# Exercise objective
Pull out every line from the listing that has the word "فيها".

[start Dataset extract]

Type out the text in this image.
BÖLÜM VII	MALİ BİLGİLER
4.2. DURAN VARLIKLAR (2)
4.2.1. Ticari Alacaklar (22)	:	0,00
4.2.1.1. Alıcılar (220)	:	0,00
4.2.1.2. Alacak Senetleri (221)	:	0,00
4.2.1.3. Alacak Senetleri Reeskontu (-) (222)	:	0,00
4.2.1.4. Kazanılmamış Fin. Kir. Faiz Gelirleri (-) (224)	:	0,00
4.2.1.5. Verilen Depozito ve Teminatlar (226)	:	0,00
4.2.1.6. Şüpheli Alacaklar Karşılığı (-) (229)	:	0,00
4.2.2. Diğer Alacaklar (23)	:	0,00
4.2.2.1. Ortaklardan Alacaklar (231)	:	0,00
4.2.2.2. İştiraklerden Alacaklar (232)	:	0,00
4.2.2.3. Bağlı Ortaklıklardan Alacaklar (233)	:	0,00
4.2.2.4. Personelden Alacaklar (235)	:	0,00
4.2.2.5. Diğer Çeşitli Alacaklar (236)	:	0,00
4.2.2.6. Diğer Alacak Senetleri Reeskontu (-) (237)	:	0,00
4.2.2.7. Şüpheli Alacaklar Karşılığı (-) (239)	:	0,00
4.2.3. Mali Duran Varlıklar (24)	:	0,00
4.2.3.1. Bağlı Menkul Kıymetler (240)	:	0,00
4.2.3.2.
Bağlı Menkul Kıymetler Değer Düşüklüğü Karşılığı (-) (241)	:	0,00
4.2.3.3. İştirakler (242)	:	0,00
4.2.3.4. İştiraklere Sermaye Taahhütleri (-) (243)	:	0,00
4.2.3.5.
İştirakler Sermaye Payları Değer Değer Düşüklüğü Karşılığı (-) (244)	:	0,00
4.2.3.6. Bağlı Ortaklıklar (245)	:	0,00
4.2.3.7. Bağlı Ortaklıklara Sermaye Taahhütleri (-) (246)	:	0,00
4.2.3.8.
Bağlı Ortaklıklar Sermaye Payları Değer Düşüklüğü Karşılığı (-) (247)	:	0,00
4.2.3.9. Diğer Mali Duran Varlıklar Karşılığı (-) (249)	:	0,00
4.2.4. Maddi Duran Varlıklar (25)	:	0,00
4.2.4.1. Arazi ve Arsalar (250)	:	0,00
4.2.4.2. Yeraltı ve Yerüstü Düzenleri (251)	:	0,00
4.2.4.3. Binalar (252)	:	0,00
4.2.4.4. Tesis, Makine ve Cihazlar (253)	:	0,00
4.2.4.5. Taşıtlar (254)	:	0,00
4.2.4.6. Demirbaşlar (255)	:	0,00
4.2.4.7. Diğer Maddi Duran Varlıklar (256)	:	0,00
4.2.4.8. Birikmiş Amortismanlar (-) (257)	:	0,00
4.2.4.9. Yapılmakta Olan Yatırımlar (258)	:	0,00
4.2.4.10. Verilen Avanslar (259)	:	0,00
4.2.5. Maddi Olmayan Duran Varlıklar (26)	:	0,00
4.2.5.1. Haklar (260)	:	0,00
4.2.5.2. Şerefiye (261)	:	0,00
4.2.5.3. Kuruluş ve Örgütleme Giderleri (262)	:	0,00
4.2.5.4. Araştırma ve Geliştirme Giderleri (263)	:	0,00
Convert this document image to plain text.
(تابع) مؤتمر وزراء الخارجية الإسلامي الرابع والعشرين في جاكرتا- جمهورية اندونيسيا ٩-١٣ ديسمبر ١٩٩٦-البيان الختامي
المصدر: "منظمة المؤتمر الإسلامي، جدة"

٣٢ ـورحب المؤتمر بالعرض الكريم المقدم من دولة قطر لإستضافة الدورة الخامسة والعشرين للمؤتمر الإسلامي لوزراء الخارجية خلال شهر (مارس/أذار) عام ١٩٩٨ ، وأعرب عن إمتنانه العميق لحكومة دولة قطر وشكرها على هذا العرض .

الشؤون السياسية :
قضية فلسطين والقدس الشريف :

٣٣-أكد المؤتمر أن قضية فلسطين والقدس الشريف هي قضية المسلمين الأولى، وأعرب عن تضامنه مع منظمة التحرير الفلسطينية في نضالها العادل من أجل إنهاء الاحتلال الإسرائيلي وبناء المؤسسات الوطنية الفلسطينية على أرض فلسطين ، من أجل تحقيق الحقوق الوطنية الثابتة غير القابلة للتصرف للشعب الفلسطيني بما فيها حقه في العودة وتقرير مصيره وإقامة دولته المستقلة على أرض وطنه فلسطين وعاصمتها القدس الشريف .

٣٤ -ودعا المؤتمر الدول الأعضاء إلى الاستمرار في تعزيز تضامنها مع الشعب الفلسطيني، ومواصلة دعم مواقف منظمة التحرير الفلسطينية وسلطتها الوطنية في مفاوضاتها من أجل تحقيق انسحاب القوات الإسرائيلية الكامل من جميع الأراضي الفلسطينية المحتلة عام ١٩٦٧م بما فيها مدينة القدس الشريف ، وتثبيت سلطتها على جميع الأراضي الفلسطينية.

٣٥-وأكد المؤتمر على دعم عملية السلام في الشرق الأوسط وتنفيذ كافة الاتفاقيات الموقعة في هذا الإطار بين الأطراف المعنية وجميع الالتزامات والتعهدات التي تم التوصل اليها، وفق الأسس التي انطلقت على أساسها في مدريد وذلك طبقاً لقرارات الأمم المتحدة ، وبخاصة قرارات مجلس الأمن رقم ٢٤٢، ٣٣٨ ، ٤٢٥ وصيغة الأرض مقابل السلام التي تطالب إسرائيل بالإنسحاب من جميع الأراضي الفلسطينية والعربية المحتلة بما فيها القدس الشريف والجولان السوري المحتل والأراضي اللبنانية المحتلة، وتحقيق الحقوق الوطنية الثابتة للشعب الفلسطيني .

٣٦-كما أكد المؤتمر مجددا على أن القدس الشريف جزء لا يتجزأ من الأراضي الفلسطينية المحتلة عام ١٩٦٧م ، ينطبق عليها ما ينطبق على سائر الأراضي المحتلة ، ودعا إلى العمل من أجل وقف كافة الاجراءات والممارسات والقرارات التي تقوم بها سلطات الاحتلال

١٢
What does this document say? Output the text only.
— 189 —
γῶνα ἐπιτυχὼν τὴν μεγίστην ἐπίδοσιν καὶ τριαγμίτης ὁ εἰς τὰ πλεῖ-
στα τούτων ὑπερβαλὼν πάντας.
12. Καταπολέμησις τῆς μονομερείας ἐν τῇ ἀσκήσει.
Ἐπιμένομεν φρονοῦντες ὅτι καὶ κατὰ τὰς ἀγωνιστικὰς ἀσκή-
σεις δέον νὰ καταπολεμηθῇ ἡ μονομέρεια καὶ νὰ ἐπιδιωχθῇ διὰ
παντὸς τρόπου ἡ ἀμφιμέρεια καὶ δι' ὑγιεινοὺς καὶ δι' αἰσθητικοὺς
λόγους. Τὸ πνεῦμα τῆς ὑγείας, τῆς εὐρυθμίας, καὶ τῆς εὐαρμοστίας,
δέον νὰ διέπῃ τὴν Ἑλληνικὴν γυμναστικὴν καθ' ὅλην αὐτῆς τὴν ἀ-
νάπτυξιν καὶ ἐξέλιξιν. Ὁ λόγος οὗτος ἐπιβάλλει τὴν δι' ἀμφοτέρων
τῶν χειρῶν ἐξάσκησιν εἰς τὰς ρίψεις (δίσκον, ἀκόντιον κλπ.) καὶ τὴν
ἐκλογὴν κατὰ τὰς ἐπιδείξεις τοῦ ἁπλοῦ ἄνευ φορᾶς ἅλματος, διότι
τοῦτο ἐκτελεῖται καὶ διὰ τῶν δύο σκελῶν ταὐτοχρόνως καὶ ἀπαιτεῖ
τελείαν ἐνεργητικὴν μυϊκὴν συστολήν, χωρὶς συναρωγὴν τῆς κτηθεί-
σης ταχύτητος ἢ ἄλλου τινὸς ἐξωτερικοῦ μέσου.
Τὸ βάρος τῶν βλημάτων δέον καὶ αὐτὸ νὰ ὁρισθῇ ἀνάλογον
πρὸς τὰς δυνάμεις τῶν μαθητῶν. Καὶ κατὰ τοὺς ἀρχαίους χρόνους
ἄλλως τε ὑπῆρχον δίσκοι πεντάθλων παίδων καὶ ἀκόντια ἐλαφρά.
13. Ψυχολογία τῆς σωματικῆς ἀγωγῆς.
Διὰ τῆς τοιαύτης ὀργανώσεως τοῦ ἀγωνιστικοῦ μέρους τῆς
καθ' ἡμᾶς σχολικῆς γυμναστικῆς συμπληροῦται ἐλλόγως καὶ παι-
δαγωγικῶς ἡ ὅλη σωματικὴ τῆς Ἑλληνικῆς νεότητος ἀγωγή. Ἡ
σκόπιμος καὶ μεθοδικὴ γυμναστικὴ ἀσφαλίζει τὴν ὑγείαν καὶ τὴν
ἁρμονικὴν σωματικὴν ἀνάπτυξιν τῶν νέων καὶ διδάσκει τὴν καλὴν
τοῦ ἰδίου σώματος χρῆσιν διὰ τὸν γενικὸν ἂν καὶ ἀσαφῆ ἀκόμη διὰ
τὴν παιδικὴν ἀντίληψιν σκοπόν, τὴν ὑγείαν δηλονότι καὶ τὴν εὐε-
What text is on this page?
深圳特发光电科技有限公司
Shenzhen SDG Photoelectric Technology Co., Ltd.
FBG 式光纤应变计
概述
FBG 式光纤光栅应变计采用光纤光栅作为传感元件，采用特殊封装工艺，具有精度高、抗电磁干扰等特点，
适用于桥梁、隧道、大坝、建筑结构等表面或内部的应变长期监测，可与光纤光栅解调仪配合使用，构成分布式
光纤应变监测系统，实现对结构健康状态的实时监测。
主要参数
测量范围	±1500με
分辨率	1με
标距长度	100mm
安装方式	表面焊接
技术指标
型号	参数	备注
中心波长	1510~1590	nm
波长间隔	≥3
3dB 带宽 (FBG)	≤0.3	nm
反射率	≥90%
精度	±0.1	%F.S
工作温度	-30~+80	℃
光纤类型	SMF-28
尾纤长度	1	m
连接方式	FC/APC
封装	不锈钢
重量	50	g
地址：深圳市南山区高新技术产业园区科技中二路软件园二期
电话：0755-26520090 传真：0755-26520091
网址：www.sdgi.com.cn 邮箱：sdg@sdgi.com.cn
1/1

[end Dataset extract]

# Solution to this problem
٣٣-أكد المؤتمر أن قضية فلسطين والقدس الشريف هي قضية المسلمين الأولى، وأعرب عن تضامنه مع منظمة التحرير الفلسطينية في نضالها العادل من أجل إنهاء الاحتلال الإسرائيلي وبناء المؤسسات الوطنية الفلسطينية على أرض فلسطين ، من أجل تحقيق الحقوق الوطنية الثابتة غير القابلة للتصرف للشعب الفلسطيني بما فيها حقه في العودة وتقرير مصيره وإقامة دولته المستقلة على أرض وطنه فلسطين وعاصمتها القدس الشريف .
٣٤ -ودعا المؤتمر الدول الأعضاء إلى الاستمرار في تعزيز تضامنها مع الشعب الفلسطيني، ومواصلة دعم مواقف منظمة التحرير الفلسطينية وسلطتها الوطنية في مفاوضاتها من أجل تحقيق انسحاب القوات الإسرائيلية الكامل من جميع الأراضي الفلسطينية المحتلة عام ١٩٦٧م بما فيها مدينة القدس الشريف ، وتثبيت سلطتها على جميع الأراضي الفلسطينية.
٣٥-وأكد المؤتمر على دعم عملية السلام في الشرق الأوسط وتنفيذ كافة الاتفاقيات الموقعة في هذا الإطار بين الأطراف المعنية وجميع الالتزامات والتعهدات التي تم التوصل اليها، وفق الأسس التي انطلقت على أساسها في مدريد وذلك طبقاً لقرارات الأمم المتحدة ، وبخاصة قرارات مجلس الأمن رقم ٢٤٢، ٣٣٨ ، ٤٢٥ وصيغة الأرض مقابل السلام التي تطالب إسرائيل بالإنسحاب من جميع الأراضي الفلسطينية والعربية المحتلة بما فيها القدس الشريف والجولان السوري المحتل والأراضي اللبنانية المحتلة، وتحقيق الحقوق الوطنية الثابتة للشعب الفلسطيني .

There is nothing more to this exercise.